[Entries from a dataset]
####
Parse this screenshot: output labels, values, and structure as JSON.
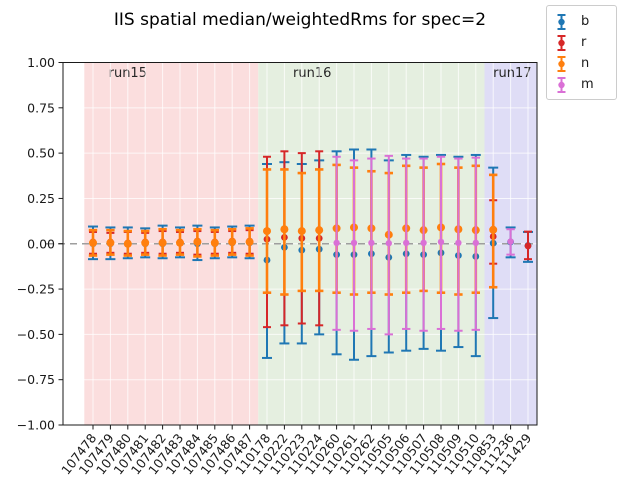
{
  "window": {
    "background": "#ffffff"
  },
  "chart_data": {
    "type": "errorbar-scatter",
    "title": "IIS spatial median/weightedRms for spec=2",
    "xlabel": "",
    "ylabel": "",
    "ylim": [
      -1.0,
      1.0
    ],
    "ytick_values": [
      1.0,
      0.75,
      0.5,
      0.25,
      0.0,
      -0.25,
      -0.5,
      -0.75,
      -1.0
    ],
    "ytick_labels": [
      "1.00",
      "0.75",
      "0.50",
      "0.25",
      "0.00",
      "−0.25",
      "−0.50",
      "−0.75",
      "−1.00"
    ],
    "grid": {
      "on": true,
      "color": "#ffffff"
    },
    "zero_line": {
      "y": 0.0,
      "style": "dashed",
      "color": "#9e9e9e"
    },
    "categories": [
      "107478",
      "107479",
      "107480",
      "107481",
      "107482",
      "107483",
      "107484",
      "107485",
      "107486",
      "107487",
      "110178",
      "110222",
      "110223",
      "110224",
      "110260",
      "110261",
      "110262",
      "110505",
      "110506",
      "110507",
      "110508",
      "110509",
      "110510",
      "110853",
      "111236",
      "111429"
    ],
    "regions": [
      {
        "label": "run15",
        "start_index": 0,
        "end_index": 9,
        "color": "#fbdede",
        "label_col": 2.0
      },
      {
        "label": "run16",
        "start_index": 10,
        "end_index": 22,
        "color": "#e5efe0",
        "label_col": 12.6
      },
      {
        "label": "run17",
        "start_index": 23,
        "end_index": 25,
        "color": "#dfddf6",
        "label_col": 24.1
      }
    ],
    "series_order": [
      "b",
      "r",
      "n",
      "m"
    ],
    "series_colors": {
      "b": "#1f77b4",
      "r": "#d62728",
      "n": "#ff7f0e",
      "m": "#da70d6"
    },
    "legend": {
      "position": "upper right, outside axes",
      "entries": [
        {
          "key": "b",
          "label": "b",
          "color": "#1f77b4"
        },
        {
          "key": "r",
          "label": "r",
          "color": "#d62728"
        },
        {
          "key": "n",
          "label": "n",
          "color": "#ff7f0e"
        },
        {
          "key": "m",
          "label": "m",
          "color": "#da70d6"
        }
      ]
    },
    "value_format": "[median, errorbar_low, errorbar_high]",
    "points": [
      {
        "category": "107478",
        "b": [
          0.0,
          -0.085,
          0.095
        ],
        "r": [
          0.01,
          -0.055,
          0.065
        ],
        "n": [
          0.005,
          -0.065,
          0.075
        ]
      },
      {
        "category": "107479",
        "b": [
          0.0,
          -0.085,
          0.09
        ],
        "r": [
          0.01,
          -0.05,
          0.06
        ],
        "n": [
          0.005,
          -0.06,
          0.075
        ]
      },
      {
        "category": "107480",
        "b": [
          0.0,
          -0.08,
          0.09
        ],
        "r": [
          0.005,
          -0.055,
          0.065
        ],
        "n": [
          0.0,
          -0.065,
          0.07
        ]
      },
      {
        "category": "107481",
        "b": [
          0.0,
          -0.075,
          0.085
        ],
        "r": [
          0.01,
          -0.05,
          0.06
        ],
        "n": [
          0.005,
          -0.06,
          0.07
        ]
      },
      {
        "category": "107482",
        "b": [
          0.0,
          -0.08,
          0.1
        ],
        "r": [
          0.01,
          -0.055,
          0.07
        ],
        "n": [
          0.005,
          -0.065,
          0.08
        ]
      },
      {
        "category": "107483",
        "b": [
          0.005,
          -0.075,
          0.09
        ],
        "r": [
          0.01,
          -0.05,
          0.065
        ],
        "n": [
          0.005,
          -0.06,
          0.075
        ]
      },
      {
        "category": "107484",
        "b": [
          0.0,
          -0.09,
          0.1
        ],
        "r": [
          0.015,
          -0.06,
          0.07
        ],
        "n": [
          0.01,
          -0.07,
          0.08
        ]
      },
      {
        "category": "107485",
        "b": [
          0.0,
          -0.08,
          0.09
        ],
        "r": [
          0.01,
          -0.055,
          0.065
        ],
        "n": [
          0.005,
          -0.065,
          0.075
        ]
      },
      {
        "category": "107486",
        "b": [
          0.005,
          -0.075,
          0.095
        ],
        "r": [
          0.015,
          -0.05,
          0.07
        ],
        "n": [
          0.01,
          -0.06,
          0.08
        ]
      },
      {
        "category": "107487",
        "b": [
          0.005,
          -0.08,
          0.1
        ],
        "r": [
          0.015,
          -0.055,
          0.075
        ],
        "n": [
          0.01,
          -0.065,
          0.085
        ]
      },
      {
        "category": "110178",
        "b": [
          -0.09,
          -0.63,
          0.44
        ],
        "r": [
          0.025,
          -0.46,
          0.48
        ],
        "n": [
          0.07,
          -0.27,
          0.41
        ]
      },
      {
        "category": "110222",
        "b": [
          -0.02,
          -0.55,
          0.45
        ],
        "r": [
          0.035,
          -0.45,
          0.51
        ],
        "n": [
          0.08,
          -0.28,
          0.41
        ]
      },
      {
        "category": "110223",
        "b": [
          -0.035,
          -0.55,
          0.44
        ],
        "r": [
          0.03,
          -0.44,
          0.5
        ],
        "n": [
          0.07,
          -0.26,
          0.39
        ]
      },
      {
        "category": "110224",
        "b": [
          -0.03,
          -0.5,
          0.46
        ],
        "r": [
          0.03,
          -0.45,
          0.51
        ],
        "n": [
          0.075,
          -0.26,
          0.41
        ]
      },
      {
        "category": "110260",
        "b": [
          -0.06,
          -0.61,
          0.51
        ],
        "n": [
          0.085,
          -0.27,
          0.435
        ],
        "m": [
          0.005,
          -0.475,
          0.48
        ]
      },
      {
        "category": "110261",
        "b": [
          -0.06,
          -0.64,
          0.52
        ],
        "n": [
          0.09,
          -0.28,
          0.42
        ],
        "m": [
          0.005,
          -0.48,
          0.46
        ]
      },
      {
        "category": "110262",
        "b": [
          -0.055,
          -0.62,
          0.52
        ],
        "n": [
          0.085,
          -0.27,
          0.4
        ],
        "m": [
          0.005,
          -0.47,
          0.47
        ]
      },
      {
        "category": "110505",
        "b": [
          -0.075,
          -0.6,
          0.46
        ],
        "n": [
          0.05,
          -0.28,
          0.39
        ],
        "m": [
          0.003,
          -0.5,
          0.485
        ]
      },
      {
        "category": "110506",
        "b": [
          -0.055,
          -0.59,
          0.49
        ],
        "n": [
          0.085,
          -0.27,
          0.43
        ],
        "m": [
          0.005,
          -0.47,
          0.47
        ]
      },
      {
        "category": "110507",
        "b": [
          -0.06,
          -0.58,
          0.48
        ],
        "n": [
          0.075,
          -0.26,
          0.42
        ],
        "m": [
          0.005,
          -0.48,
          0.47
        ]
      },
      {
        "category": "110508",
        "b": [
          -0.05,
          -0.59,
          0.49
        ],
        "n": [
          0.09,
          -0.27,
          0.44
        ],
        "m": [
          0.01,
          -0.47,
          0.48
        ]
      },
      {
        "category": "110509",
        "b": [
          -0.065,
          -0.57,
          0.48
        ],
        "n": [
          0.08,
          -0.28,
          0.42
        ],
        "m": [
          0.005,
          -0.48,
          0.47
        ]
      },
      {
        "category": "110510",
        "b": [
          -0.07,
          -0.62,
          0.49
        ],
        "n": [
          0.075,
          -0.27,
          0.43
        ],
        "m": [
          0.005,
          -0.475,
          0.475
        ]
      },
      {
        "category": "110853",
        "b": [
          0.003,
          -0.41,
          0.42
        ],
        "r": [
          0.04,
          -0.11,
          0.24
        ],
        "n": [
          0.077,
          -0.24,
          0.38
        ]
      },
      {
        "category": "111236",
        "b": [
          0.01,
          -0.075,
          0.09
        ],
        "m": [
          0.012,
          -0.06,
          0.08
        ]
      },
      {
        "category": "111429",
        "b": [
          -0.01,
          -0.1,
          0.065
        ],
        "r": [
          -0.012,
          -0.085,
          0.067
        ]
      }
    ]
  }
}
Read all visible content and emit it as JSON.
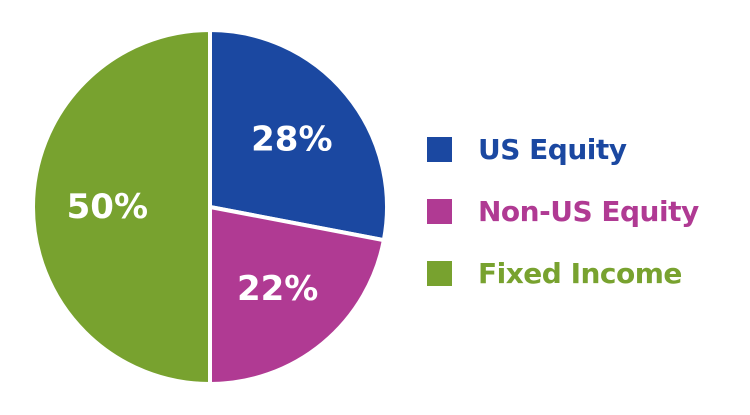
{
  "chart_data": {
    "type": "pie",
    "title": "",
    "slices": [
      {
        "label": "US Equity",
        "value": 28,
        "display": "28%",
        "color": "#1b48a1"
      },
      {
        "label": "Non-US Equity",
        "value": 22,
        "display": "22%",
        "color": "#b03a93"
      },
      {
        "label": "Fixed Income",
        "value": 50,
        "display": "50%",
        "color": "#78a22f"
      }
    ],
    "legend_placement": "right",
    "start_angle_deg": 0,
    "direction": "clockwise",
    "slice_text_color": "#ffffff",
    "separator_color": "#ffffff"
  }
}
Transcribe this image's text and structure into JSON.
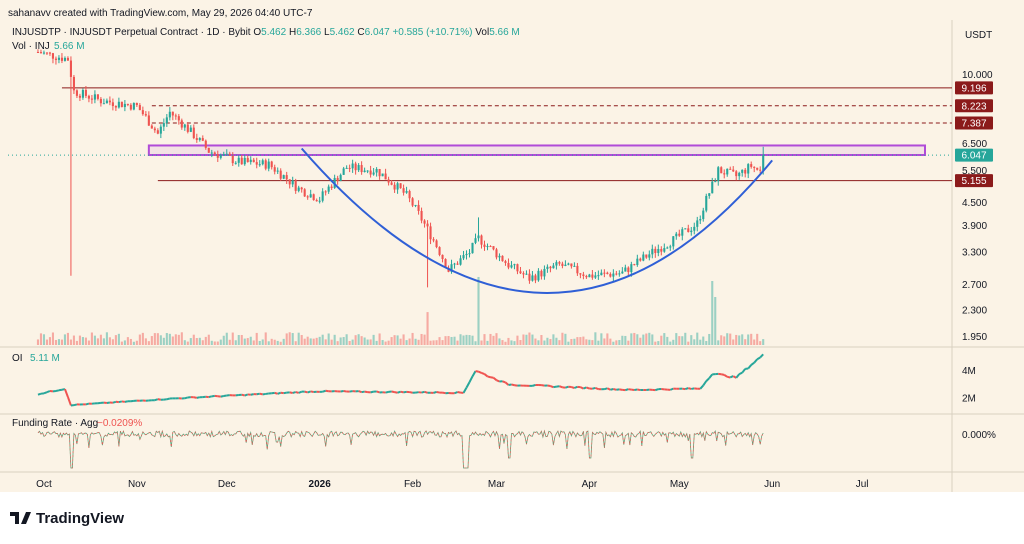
{
  "header": {
    "creator": "sahanavv created with TradingView.com, May 29, 2026 04:40 UTC-7",
    "symbol": "INJUSDTP · INJUSDT Perpetual Contract · 1D · Bybit",
    "ohlc": {
      "o_label": "O",
      "o": "5.462",
      "h_label": "H",
      "h": "6.366",
      "l_label": "L",
      "l": "5.462",
      "c_label": "C",
      "c": "6.047",
      "change": "+0.585 (+10.71%)",
      "vol_label": "Vol",
      "vol": "5.66 M"
    },
    "vol_pane_label": "Vol · INJ",
    "vol_pane_value": "5.66 M"
  },
  "colors": {
    "background": "#fbf3e6",
    "up": "#26a69a",
    "down": "#ef5350",
    "resistance": "#8b1a1a",
    "zone": "#b04bd8",
    "curve": "#2f5fd6",
    "price_tag": "#26a69a"
  },
  "chart_data": {
    "type": "candlestick",
    "currency": "USDT",
    "x_tick_labels": [
      "Oct",
      "Nov",
      "Dec",
      "2026",
      "Feb",
      "Mar",
      "Apr",
      "May",
      "Jun",
      "Jul"
    ],
    "y_tick_labels": [
      "10.000",
      "6.500",
      "5.500",
      "4.500",
      "3.900",
      "3.300",
      "2.700",
      "2.300",
      "1.950"
    ],
    "ylim": [
      1.85,
      11.5
    ],
    "y_scale": "log",
    "price_levels": [
      {
        "value": 9.196,
        "label": "9.196",
        "style": "solid"
      },
      {
        "value": 8.223,
        "label": "8.223",
        "style": "dashed"
      },
      {
        "value": 7.387,
        "label": "7.387",
        "style": "dashed"
      },
      {
        "value": 5.155,
        "label": "5.155",
        "style": "solid"
      }
    ],
    "zone": {
      "low": 6.05,
      "high": 6.42
    },
    "last_price": {
      "value": 6.047,
      "label": "6.047"
    },
    "series_control_points": [
      {
        "date": "2025-09-29",
        "close": 11.5
      },
      {
        "date": "2025-10-09",
        "close": 11.0
      },
      {
        "date": "2025-10-11",
        "close": 9.0
      },
      {
        "date": "2025-10-20",
        "close": 8.5
      },
      {
        "date": "2025-11-01",
        "close": 8.2
      },
      {
        "date": "2025-11-08",
        "close": 6.9
      },
      {
        "date": "2025-11-12",
        "close": 7.9
      },
      {
        "date": "2025-11-25",
        "close": 6.2
      },
      {
        "date": "2025-12-05",
        "close": 5.8
      },
      {
        "date": "2025-12-15",
        "close": 5.7
      },
      {
        "date": "2025-12-25",
        "close": 4.9
      },
      {
        "date": "2026-01-01",
        "close": 4.6
      },
      {
        "date": "2026-01-10",
        "close": 5.6
      },
      {
        "date": "2026-01-20",
        "close": 5.5
      },
      {
        "date": "2026-01-30",
        "close": 4.7
      },
      {
        "date": "2026-02-06",
        "close": 3.8
      },
      {
        "date": "2026-02-13",
        "close": 2.95
      },
      {
        "date": "2026-02-20",
        "close": 3.3
      },
      {
        "date": "2026-02-23",
        "close": 3.6
      },
      {
        "date": "2026-03-05",
        "close": 3.05
      },
      {
        "date": "2026-03-12",
        "close": 2.8
      },
      {
        "date": "2026-03-22",
        "close": 3.05
      },
      {
        "date": "2026-04-01",
        "close": 2.85
      },
      {
        "date": "2026-04-12",
        "close": 2.9
      },
      {
        "date": "2026-04-22",
        "close": 3.3
      },
      {
        "date": "2026-04-30",
        "close": 3.6
      },
      {
        "date": "2026-05-07",
        "close": 3.95
      },
      {
        "date": "2026-05-12",
        "close": 5.0
      },
      {
        "date": "2026-05-14",
        "close": 5.5
      },
      {
        "date": "2026-05-20",
        "close": 5.3
      },
      {
        "date": "2026-05-25",
        "close": 5.65
      },
      {
        "date": "2026-05-28",
        "close": 5.462
      },
      {
        "date": "2026-05-29",
        "close": 6.047
      }
    ]
  },
  "oi_pane": {
    "label": "OI",
    "value": "5.11 M",
    "y_tick_labels": [
      "4M",
      "2M"
    ],
    "series_control_points": [
      {
        "date": "2025-09-29",
        "value": 2.3
      },
      {
        "date": "2025-10-08",
        "value": 2.7
      },
      {
        "date": "2025-10-10",
        "value": 1.5
      },
      {
        "date": "2025-11-15",
        "value": 2.0
      },
      {
        "date": "2025-12-31",
        "value": 2.5
      },
      {
        "date": "2026-02-18",
        "value": 2.4
      },
      {
        "date": "2026-02-22",
        "value": 4.0
      },
      {
        "date": "2026-03-05",
        "value": 3.0
      },
      {
        "date": "2026-04-15",
        "value": 2.6
      },
      {
        "date": "2026-05-08",
        "value": 2.7
      },
      {
        "date": "2026-05-12",
        "value": 3.8
      },
      {
        "date": "2026-05-20",
        "value": 3.5
      },
      {
        "date": "2026-05-27",
        "value": 4.8
      },
      {
        "date": "2026-05-29",
        "value": 5.11
      }
    ]
  },
  "funding_pane": {
    "label": "Funding Rate · Agg",
    "value": "−0.0209%",
    "y_tick_label": "0.000%"
  },
  "logo": {
    "text": "TradingView"
  }
}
####
Problem statement: Identify and copy the lines holding the word "JSON".

Task answer:
Parse this screenshot: output labels, values, and structure as JSON.
Read all visible content and emit it as JSON.
Transcribe this image's text and structure into JSON.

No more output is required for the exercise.